> **Task statement**
Answer these questions from the passage about the stream computing compiler:
(a) What example does the passage give of a common service an operating system provides for application programs?
(b) What does the ADL file describe?
(c) How may fusing operators improve performance?

> **Text provided**
◇ ◇ ◇

The operating system provides an interface between various hardware
resources, including the CPU 405, and processing elements and other
components of the stream computing application. In addition, an
operating system provides common services for application programs,
such as providing a time function.
[0044] The memory 425 may store a compiler 136. The compiler 136
compiles modules, which include source code or statements, into the
object code, which includes machine instructions that execute on a
processor. In one embodiment, the compiler 136 may translate the
modules into an intermediate form before translating the
intermediate form into object code. The compiler 136 may output a
set of deployable artifacts that may include a set of processing
elements and an application description language file (ADL file),
which is a configuration file that describes the stream computing
application. In some embodiments, the compiler 136 may be a
just-in-time compiler that executes as part of an interpreter. In
other embodiments, the compiler 136 may be an optimizing compiler.
In various embodiments, the compiler 136 may perform peephole
optimizations, local optimizations, loop optimizations,
inter-procedural or whole-program optimizations, machine code
optimizations, or any other optimizations that reduce the amount of
time required to execute the object code, to reduce the amount of
memory required to execute the object code, or both. The output of
the compiler 136 may be represented by an operator graph, e.g., the
operator graph 335.
[0045] The compiler 136 may also provide the application
administrator with the ability to optimize performance through
profile-driven fusion optimization. Fusing operators may improve
performance by reducing the number of calls to a transport. While
fusing stream operators may provide faster communication between
operators than is available using inter-process communication
techniques, any decision to fuse operators requires balancing the
benefits of distributing processing across multiple compute nodes
with the benefit of faster inter-operator communications. The
compiler 136 may automate the fusion process to determine how to
best fuse the operators to be hosted by one or more processing
elements, while respecting user-specified constraints. This may be
a two-step process, including compiling the application in a
profiling mode and running the application, then re-compiling and
using the optimizer during this subsequent compilation. The end
result may, however, be a compiler-supplied deployable application
with an optimized application configuration.

◇ ◇ ◇

> **Source excerpt**
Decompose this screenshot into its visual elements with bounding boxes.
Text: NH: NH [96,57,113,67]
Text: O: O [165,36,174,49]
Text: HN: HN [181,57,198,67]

◇ ◇ ◇

> **Response for this exercise**
(a) A time function.
(b) The stream computing application.
(c) By reducing the number of calls to a transport.